- _Goal of the exercise_: Isolate every line in the records below with "JSON" in it.

## START Materials provided

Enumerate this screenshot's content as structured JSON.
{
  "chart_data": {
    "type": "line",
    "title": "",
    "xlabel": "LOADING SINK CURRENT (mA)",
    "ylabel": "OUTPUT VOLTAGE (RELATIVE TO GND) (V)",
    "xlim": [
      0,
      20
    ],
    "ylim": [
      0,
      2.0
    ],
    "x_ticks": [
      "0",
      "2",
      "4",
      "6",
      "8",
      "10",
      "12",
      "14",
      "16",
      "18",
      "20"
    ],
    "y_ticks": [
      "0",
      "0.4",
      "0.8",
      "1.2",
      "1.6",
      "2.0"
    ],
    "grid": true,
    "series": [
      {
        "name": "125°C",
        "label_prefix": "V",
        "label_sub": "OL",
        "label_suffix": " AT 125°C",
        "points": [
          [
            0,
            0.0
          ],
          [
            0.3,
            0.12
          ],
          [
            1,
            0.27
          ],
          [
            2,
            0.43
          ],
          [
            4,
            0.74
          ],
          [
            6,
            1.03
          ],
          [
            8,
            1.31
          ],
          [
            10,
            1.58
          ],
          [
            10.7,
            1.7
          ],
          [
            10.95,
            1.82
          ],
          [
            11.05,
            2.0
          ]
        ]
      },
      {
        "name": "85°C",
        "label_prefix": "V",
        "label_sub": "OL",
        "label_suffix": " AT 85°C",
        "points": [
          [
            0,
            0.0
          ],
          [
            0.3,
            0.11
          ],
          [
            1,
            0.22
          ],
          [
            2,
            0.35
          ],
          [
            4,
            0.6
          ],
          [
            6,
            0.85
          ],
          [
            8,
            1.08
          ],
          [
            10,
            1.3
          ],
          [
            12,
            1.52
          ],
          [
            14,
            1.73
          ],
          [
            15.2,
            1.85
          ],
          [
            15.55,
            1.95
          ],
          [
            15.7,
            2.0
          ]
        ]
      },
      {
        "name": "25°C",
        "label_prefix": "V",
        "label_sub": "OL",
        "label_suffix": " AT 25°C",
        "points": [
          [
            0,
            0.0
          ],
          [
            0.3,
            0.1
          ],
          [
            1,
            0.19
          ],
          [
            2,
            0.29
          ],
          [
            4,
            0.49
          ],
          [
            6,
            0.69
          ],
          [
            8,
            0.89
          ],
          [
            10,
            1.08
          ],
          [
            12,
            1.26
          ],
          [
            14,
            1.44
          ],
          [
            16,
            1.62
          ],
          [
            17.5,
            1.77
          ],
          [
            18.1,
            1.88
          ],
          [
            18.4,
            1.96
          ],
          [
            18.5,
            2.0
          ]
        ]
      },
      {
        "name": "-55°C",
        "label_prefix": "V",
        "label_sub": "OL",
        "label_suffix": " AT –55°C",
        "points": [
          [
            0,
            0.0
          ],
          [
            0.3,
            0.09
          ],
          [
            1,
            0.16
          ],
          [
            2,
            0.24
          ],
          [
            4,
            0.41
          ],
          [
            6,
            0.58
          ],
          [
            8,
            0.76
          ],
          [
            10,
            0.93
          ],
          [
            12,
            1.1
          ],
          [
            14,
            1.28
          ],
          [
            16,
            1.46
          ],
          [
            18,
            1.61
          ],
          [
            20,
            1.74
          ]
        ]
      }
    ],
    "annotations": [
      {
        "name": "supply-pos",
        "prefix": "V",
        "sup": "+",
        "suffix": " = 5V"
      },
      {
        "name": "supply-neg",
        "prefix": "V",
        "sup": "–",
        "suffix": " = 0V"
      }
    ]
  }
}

## END Materials provided
## START Materials provided

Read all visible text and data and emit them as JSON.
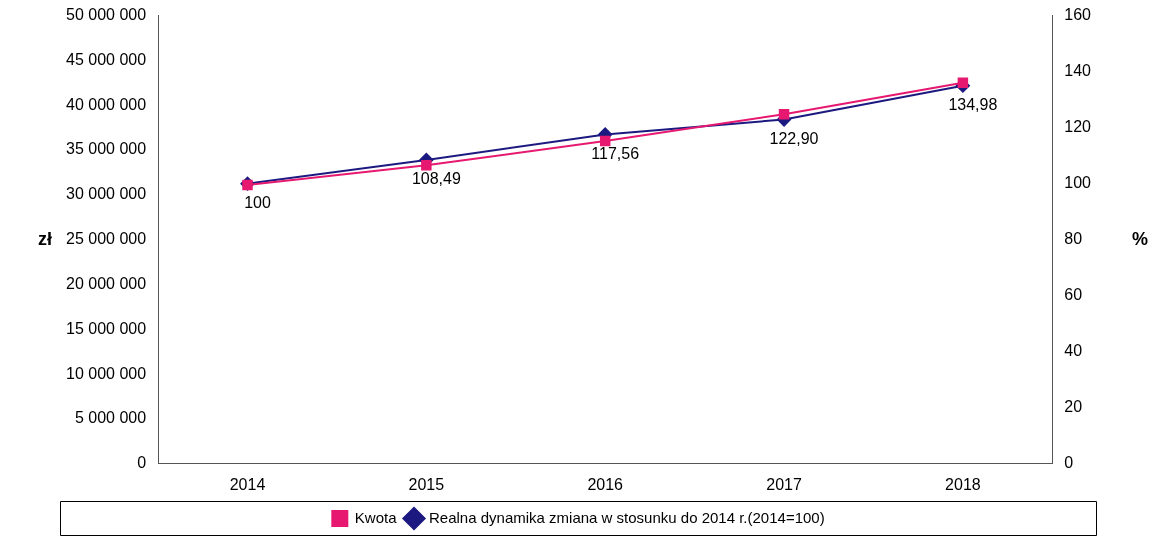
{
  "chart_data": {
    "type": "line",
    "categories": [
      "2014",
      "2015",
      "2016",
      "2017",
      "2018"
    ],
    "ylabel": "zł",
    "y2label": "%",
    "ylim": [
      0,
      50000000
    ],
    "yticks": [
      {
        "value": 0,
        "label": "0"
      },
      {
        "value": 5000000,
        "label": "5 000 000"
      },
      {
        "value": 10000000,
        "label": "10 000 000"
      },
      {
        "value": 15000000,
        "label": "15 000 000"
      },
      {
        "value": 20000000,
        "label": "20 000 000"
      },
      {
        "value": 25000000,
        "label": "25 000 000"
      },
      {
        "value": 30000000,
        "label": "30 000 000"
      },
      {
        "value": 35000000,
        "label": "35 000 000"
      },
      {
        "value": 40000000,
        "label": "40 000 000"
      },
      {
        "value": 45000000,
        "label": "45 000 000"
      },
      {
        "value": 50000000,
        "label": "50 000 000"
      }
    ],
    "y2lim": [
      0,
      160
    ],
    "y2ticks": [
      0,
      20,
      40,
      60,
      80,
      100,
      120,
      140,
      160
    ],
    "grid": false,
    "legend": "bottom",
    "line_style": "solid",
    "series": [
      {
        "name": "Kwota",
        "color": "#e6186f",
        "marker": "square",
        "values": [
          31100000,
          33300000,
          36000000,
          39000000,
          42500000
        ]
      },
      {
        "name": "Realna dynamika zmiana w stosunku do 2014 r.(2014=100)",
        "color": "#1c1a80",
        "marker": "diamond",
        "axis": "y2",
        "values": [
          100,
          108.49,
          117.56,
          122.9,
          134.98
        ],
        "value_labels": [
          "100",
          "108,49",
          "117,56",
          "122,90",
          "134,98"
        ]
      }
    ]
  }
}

## END Materials provided

- _Written answer_:
Enumerate this screenshot's content as structured JSON.
Read all visible text and data and emit them as JSON.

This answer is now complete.